Figure contents as structured data
....................
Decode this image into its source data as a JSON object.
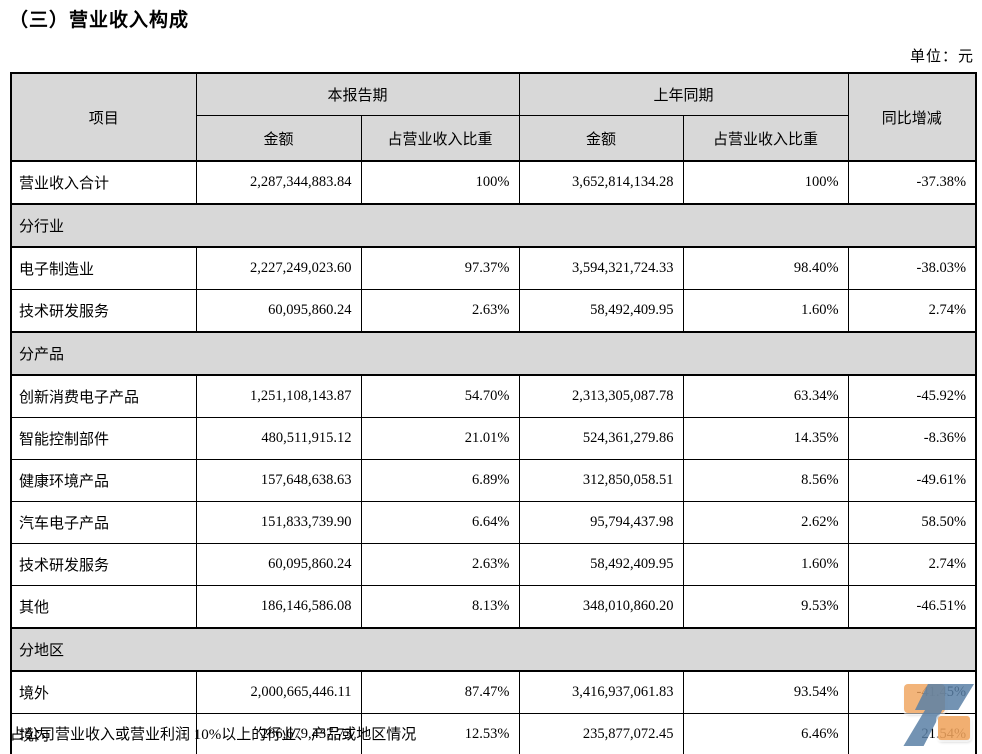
{
  "page": {
    "title": "（三）营业收入构成",
    "unit_label": "单位：元",
    "footer_note": "占公司营业收入或营业利润 10%以上的行业、产品或地区情况"
  },
  "table": {
    "header": {
      "item": "项目",
      "current_period": "本报告期",
      "prior_period": "上年同期",
      "yoy": "同比增减",
      "amount": "金额",
      "share": "占营业收入比重"
    },
    "body": [
      {
        "type": "row",
        "cells": [
          "营业收入合计",
          "2,287,344,883.84",
          "100%",
          "3,652,814,134.28",
          "100%",
          "-37.38%"
        ]
      },
      {
        "type": "section",
        "label": "分行业"
      },
      {
        "type": "row",
        "cells": [
          "电子制造业",
          "2,227,249,023.60",
          "97.37%",
          "3,594,321,724.33",
          "98.40%",
          "-38.03%"
        ]
      },
      {
        "type": "row",
        "cells": [
          "技术研发服务",
          "60,095,860.24",
          "2.63%",
          "58,492,409.95",
          "1.60%",
          "2.74%"
        ]
      },
      {
        "type": "section",
        "label": "分产品"
      },
      {
        "type": "row",
        "cells": [
          "创新消费电子产品",
          "1,251,108,143.87",
          "54.70%",
          "2,313,305,087.78",
          "63.34%",
          "-45.92%"
        ]
      },
      {
        "type": "row",
        "cells": [
          "智能控制部件",
          "480,511,915.12",
          "21.01%",
          "524,361,279.86",
          "14.35%",
          "-8.36%"
        ]
      },
      {
        "type": "row",
        "cells": [
          "健康环境产品",
          "157,648,638.63",
          "6.89%",
          "312,850,058.51",
          "8.56%",
          "-49.61%"
        ]
      },
      {
        "type": "row",
        "cells": [
          "汽车电子产品",
          "151,833,739.90",
          "6.64%",
          "95,794,437.98",
          "2.62%",
          "58.50%"
        ]
      },
      {
        "type": "row",
        "cells": [
          "技术研发服务",
          "60,095,860.24",
          "2.63%",
          "58,492,409.95",
          "1.60%",
          "2.74%"
        ]
      },
      {
        "type": "row",
        "cells": [
          "其他",
          "186,146,586.08",
          "8.13%",
          "348,010,860.20",
          "9.53%",
          "-46.51%"
        ]
      },
      {
        "type": "section",
        "label": "分地区"
      },
      {
        "type": "row",
        "cells": [
          "境外",
          "2,000,665,446.11",
          "87.47%",
          "3,416,937,061.83",
          "93.54%",
          "-41.45%"
        ]
      },
      {
        "type": "row",
        "cells": [
          "境内",
          "286,679,437.73",
          "12.53%",
          "235,877,072.45",
          "6.46%",
          "21.54%"
        ]
      }
    ]
  },
  "colors": {
    "header_bg": "#d8d8d8",
    "border": "#000000",
    "text": "#000000",
    "watermark_orange": "#f0a45e",
    "watermark_blue": "#5b80a6"
  }
}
....................
What the exercise asks – Output all of the entries verbatim, leaving out any images.

The result –
Decode this image into its source data as a JSON object.
{
  "page": {
    "title": "（三）营业收入构成",
    "unit_label": "单位：元",
    "footer_note": "占公司营业收入或营业利润 10%以上的行业、产品或地区情况"
  },
  "table": {
    "header": {
      "item": "项目",
      "current_period": "本报告期",
      "prior_period": "上年同期",
      "yoy": "同比增减",
      "amount": "金额",
      "share": "占营业收入比重"
    },
    "body": [
      {
        "type": "row",
        "cells": [
          "营业收入合计",
          "2,287,344,883.84",
          "100%",
          "3,652,814,134.28",
          "100%",
          "-37.38%"
        ]
      },
      {
        "type": "section",
        "label": "分行业"
      },
      {
        "type": "row",
        "cells": [
          "电子制造业",
          "2,227,249,023.60",
          "97.37%",
          "3,594,321,724.33",
          "98.40%",
          "-38.03%"
        ]
      },
      {
        "type": "row",
        "cells": [
          "技术研发服务",
          "60,095,860.24",
          "2.63%",
          "58,492,409.95",
          "1.60%",
          "2.74%"
        ]
      },
      {
        "type": "section",
        "label": "分产品"
      },
      {
        "type": "row",
        "cells": [
          "创新消费电子产品",
          "1,251,108,143.87",
          "54.70%",
          "2,313,305,087.78",
          "63.34%",
          "-45.92%"
        ]
      },
      {
        "type": "row",
        "cells": [
          "智能控制部件",
          "480,511,915.12",
          "21.01%",
          "524,361,279.86",
          "14.35%",
          "-8.36%"
        ]
      },
      {
        "type": "row",
        "cells": [
          "健康环境产品",
          "157,648,638.63",
          "6.89%",
          "312,850,058.51",
          "8.56%",
          "-49.61%"
        ]
      },
      {
        "type": "row",
        "cells": [
          "汽车电子产品",
          "151,833,739.90",
          "6.64%",
          "95,794,437.98",
          "2.62%",
          "58.50%"
        ]
      },
      {
        "type": "row",
        "cells": [
          "技术研发服务",
          "60,095,860.24",
          "2.63%",
          "58,492,409.95",
          "1.60%",
          "2.74%"
        ]
      },
      {
        "type": "row",
        "cells": [
          "其他",
          "186,146,586.08",
          "8.13%",
          "348,010,860.20",
          "9.53%",
          "-46.51%"
        ]
      },
      {
        "type": "section",
        "label": "分地区"
      },
      {
        "type": "row",
        "cells": [
          "境外",
          "2,000,665,446.11",
          "87.47%",
          "3,416,937,061.83",
          "93.54%",
          "-41.45%"
        ]
      },
      {
        "type": "row",
        "cells": [
          "境内",
          "286,679,437.73",
          "12.53%",
          "235,877,072.45",
          "6.46%",
          "21.54%"
        ]
      }
    ]
  },
  "colors": {
    "header_bg": "#d8d8d8",
    "border": "#000000",
    "text": "#000000",
    "watermark_orange": "#f0a45e",
    "watermark_blue": "#5b80a6"
  }
}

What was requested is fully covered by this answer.